[Region and label listings]
------------------------------------

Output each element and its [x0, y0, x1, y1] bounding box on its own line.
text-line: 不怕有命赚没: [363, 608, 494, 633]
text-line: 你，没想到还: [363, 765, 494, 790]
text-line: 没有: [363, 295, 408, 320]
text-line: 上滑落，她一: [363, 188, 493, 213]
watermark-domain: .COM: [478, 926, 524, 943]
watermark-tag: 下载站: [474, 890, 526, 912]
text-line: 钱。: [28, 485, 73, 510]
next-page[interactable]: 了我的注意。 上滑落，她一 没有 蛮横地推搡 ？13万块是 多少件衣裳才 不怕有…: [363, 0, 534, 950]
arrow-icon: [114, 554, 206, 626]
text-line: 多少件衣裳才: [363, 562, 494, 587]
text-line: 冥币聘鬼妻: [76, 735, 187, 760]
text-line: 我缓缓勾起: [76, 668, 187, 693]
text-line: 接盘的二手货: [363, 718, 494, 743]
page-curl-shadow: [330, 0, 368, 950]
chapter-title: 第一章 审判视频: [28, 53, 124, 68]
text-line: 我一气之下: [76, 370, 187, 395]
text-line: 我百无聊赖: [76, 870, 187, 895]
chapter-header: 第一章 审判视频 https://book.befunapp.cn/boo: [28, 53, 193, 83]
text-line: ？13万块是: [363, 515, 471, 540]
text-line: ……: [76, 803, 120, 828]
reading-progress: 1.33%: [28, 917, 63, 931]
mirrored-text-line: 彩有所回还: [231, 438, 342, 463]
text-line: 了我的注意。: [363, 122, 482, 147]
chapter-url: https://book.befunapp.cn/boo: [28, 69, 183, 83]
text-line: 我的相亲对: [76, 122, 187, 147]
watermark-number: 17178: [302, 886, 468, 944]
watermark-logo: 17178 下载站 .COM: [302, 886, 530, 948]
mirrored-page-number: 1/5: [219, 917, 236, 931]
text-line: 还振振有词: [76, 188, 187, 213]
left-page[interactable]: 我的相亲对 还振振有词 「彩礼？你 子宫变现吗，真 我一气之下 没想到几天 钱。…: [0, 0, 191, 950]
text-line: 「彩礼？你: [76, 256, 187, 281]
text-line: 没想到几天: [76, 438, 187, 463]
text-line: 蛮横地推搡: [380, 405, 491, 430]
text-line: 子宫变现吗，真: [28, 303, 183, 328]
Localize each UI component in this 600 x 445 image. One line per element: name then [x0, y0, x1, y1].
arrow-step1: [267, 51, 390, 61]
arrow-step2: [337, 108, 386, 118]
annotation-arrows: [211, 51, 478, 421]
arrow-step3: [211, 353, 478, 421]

------------------------------------

Copy out every line of the listings above, character for character.

Output each element and its [x0, y0, x1, y1] bounding box on its own line.
text-line: 不怕有命赚没: [363, 608, 494, 633]
text-line: 你，没想到还: [363, 765, 494, 790]
text-line: 没有: [363, 295, 408, 320]
text-line: 上滑落，她一: [363, 188, 493, 213]
watermark-domain: .COM: [478, 926, 524, 943]
watermark-tag: 下载站: [474, 890, 526, 912]
text-line: 钱。: [28, 485, 73, 510]
next-page[interactable]: 了我的注意。 上滑落，她一 没有 蛮横地推搡 ？13万块是 多少件衣裳才 不怕有…: [363, 0, 534, 950]
arrow-icon: [114, 554, 206, 626]
text-line: 多少件衣裳才: [363, 562, 494, 587]
text-line: 冥币聘鬼妻: [76, 735, 187, 760]
text-line: 我缓缓勾起: [76, 668, 187, 693]
text-line: 接盘的二手货: [363, 718, 494, 743]
page-curl-shadow: [330, 0, 368, 950]
chapter-title: 第一章 审判视频: [28, 53, 124, 68]
text-line: 我一气之下: [76, 370, 187, 395]
text-line: 我百无聊赖: [76, 870, 187, 895]
chapter-header: 第一章 审判视频 https://book.befunapp.cn/boo: [28, 53, 193, 83]
text-line: ？13万块是: [363, 515, 471, 540]
text-line: ……: [76, 803, 120, 828]
reading-progress: 1.33%: [28, 917, 63, 931]
mirrored-text-line: 彩有所回还: [231, 438, 342, 463]
text-line: 了我的注意。: [363, 122, 482, 147]
chapter-url: https://book.befunapp.cn/boo: [28, 69, 183, 83]
text-line: 我的相亲对: [76, 122, 187, 147]
watermark-number: 17178: [302, 886, 468, 944]
watermark-logo: 17178 下载站 .COM: [302, 886, 530, 948]
mirrored-page-number: 1/5: [219, 917, 236, 931]
text-line: 还振振有词: [76, 188, 187, 213]
left-page[interactable]: 我的相亲对 还振振有词 「彩礼？你 子宫变现吗，真 我一气之下 没想到几天 钱。…: [0, 0, 191, 950]
text-line: 「彩礼？你: [76, 256, 187, 281]
text-line: 没想到几天: [76, 438, 187, 463]
text-line: 蛮横地推搡: [380, 405, 491, 430]
text-line: 子宫变现吗，真: [28, 303, 183, 328]
Localize each UI component in this 600 x 445 image. One line per element: name then [x0, y0, x1, y1].
arrow-step1: [267, 51, 390, 61]
arrow-step2: [337, 108, 386, 118]
annotation-arrows: [211, 51, 478, 421]
arrow-step3: [211, 353, 478, 421]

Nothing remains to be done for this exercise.